▶ **EXERCISE INSTRUCTIONS**
Take the line containing "Read out every word on this page." and every line after it in the data below, and print them exactly as given, with nothing else.

___ DATA TO USE

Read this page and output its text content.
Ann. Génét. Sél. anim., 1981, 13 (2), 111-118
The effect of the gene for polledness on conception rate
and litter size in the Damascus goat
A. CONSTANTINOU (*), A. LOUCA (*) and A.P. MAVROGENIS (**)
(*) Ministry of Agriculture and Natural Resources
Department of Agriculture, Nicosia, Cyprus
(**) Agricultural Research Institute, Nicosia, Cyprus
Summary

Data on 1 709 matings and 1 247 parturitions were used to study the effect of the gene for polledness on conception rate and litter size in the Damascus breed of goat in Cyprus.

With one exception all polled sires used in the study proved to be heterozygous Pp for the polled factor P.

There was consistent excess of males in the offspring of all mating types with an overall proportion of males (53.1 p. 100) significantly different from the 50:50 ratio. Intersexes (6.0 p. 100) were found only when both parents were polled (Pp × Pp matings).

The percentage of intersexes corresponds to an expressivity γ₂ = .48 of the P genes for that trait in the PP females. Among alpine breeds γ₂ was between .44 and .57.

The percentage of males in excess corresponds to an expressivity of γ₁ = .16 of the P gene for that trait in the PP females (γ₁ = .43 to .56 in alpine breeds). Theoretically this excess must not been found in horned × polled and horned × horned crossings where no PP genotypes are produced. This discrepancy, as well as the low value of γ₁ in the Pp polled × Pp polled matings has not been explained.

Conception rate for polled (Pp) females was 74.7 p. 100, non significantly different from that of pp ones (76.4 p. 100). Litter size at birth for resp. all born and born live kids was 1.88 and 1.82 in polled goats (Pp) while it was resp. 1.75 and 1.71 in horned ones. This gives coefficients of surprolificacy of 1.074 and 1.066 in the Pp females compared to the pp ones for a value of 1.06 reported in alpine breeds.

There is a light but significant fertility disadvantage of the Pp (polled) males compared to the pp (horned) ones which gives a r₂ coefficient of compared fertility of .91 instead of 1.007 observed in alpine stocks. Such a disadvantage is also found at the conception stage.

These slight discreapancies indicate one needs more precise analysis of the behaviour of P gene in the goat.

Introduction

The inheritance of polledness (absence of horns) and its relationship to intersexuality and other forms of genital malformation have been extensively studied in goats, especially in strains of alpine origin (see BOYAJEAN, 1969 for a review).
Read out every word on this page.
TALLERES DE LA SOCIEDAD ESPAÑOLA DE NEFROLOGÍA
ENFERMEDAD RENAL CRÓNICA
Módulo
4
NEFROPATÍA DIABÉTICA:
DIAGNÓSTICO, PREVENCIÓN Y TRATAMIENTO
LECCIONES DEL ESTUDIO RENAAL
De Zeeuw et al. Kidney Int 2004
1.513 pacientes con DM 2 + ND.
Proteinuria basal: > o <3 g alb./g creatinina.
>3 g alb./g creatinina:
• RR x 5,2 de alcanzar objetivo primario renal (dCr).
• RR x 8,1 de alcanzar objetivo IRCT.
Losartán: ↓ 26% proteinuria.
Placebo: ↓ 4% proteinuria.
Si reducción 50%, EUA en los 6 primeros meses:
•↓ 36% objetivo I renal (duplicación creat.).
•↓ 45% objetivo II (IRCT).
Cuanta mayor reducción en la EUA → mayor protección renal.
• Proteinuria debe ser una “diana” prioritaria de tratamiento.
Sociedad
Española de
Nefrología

______

▶ **RESPONSE TO THE EXERCISE**
Read out every word on this page.
TALLERES DE LA SOCIEDAD ESPAÑOLA DE NEFROLOGÍA
ENFERMEDAD RENAL CRÓNICA
Módulo
4
NEFROPATÍA DIABÉTICA:
DIAGNÓSTICO, PREVENCIÓN Y TRATAMIENTO
LECCIONES DEL ESTUDIO RENAAL
De Zeeuw et al. Kidney Int 2004
1.513 pacientes con DM 2 + ND.
Proteinuria basal: > o <3 g alb./g creatinina.
>3 g alb./g creatinina:
• RR x 5,2 de alcanzar objetivo primario renal (dCr).
• RR x 8,1 de alcanzar objetivo IRCT.
Losartán: ↓ 26% proteinuria.
Placebo: ↓ 4% proteinuria.
Si reducción 50%, EUA en los 6 primeros meses:
•↓ 36% objetivo I renal (duplicación creat.).
•↓ 45% objetivo II (IRCT).
Cuanta mayor reducción en la EUA → mayor protección renal.
• Proteinuria debe ser una “diana” prioritaria de tratamiento.
Sociedad
Española de
Nefrología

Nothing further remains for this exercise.